▶ Stated task
Pick out and copy every line below that has the word "Find".

Data entries
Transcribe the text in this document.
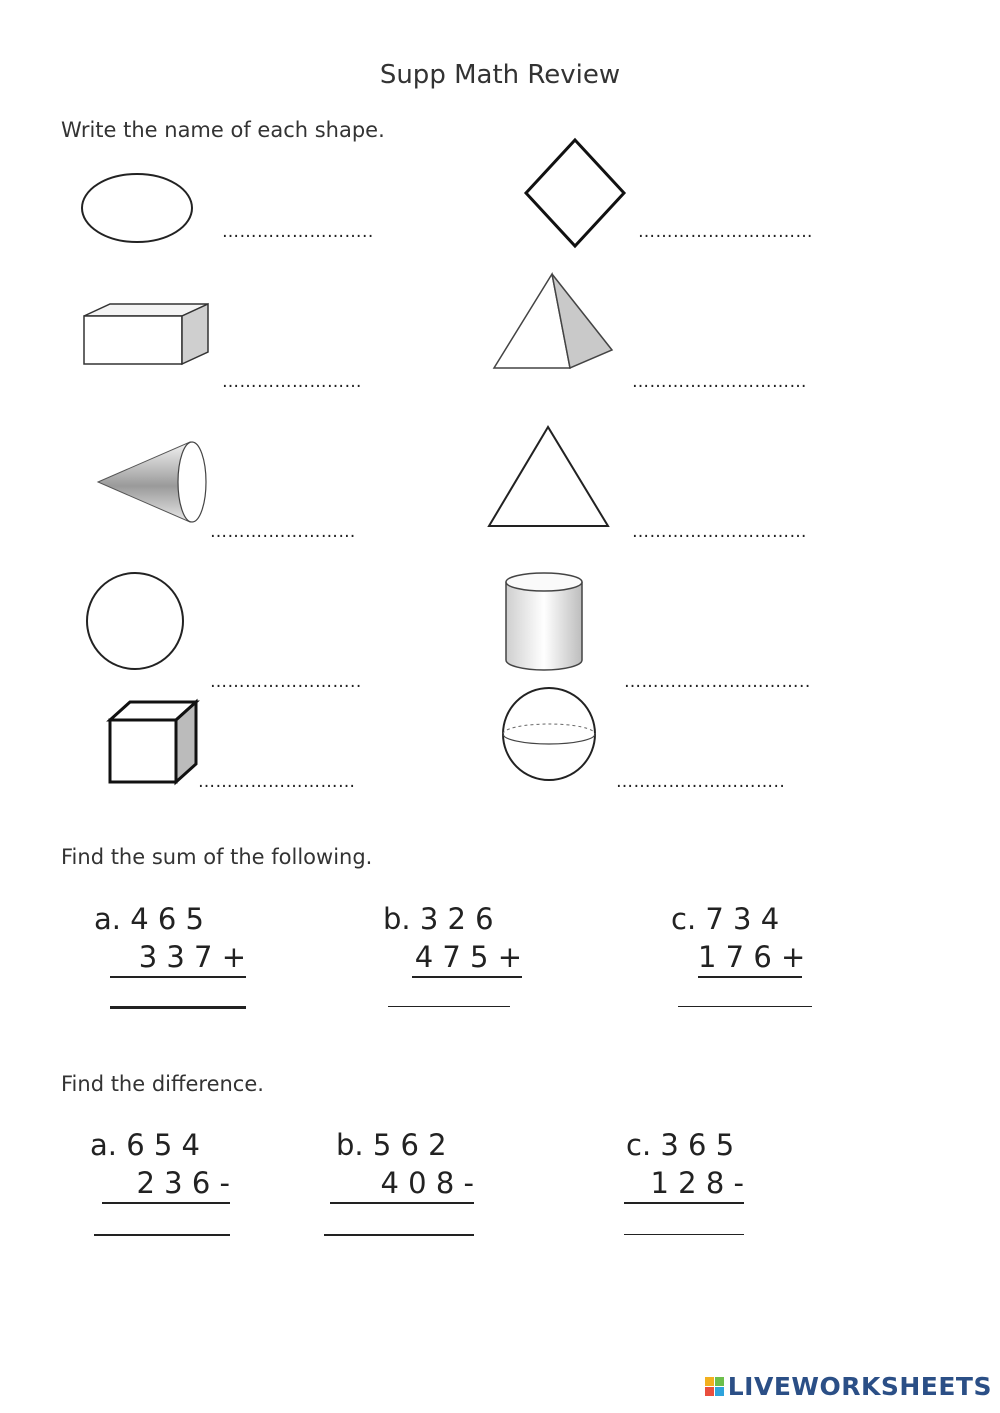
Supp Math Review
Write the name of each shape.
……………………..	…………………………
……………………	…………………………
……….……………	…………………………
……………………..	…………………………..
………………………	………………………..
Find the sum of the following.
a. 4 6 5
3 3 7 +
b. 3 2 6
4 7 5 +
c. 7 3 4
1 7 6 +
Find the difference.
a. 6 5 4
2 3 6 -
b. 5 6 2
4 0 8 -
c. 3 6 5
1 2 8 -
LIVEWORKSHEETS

▶ Solution to this task
Find the sum of the following.
Find the difference.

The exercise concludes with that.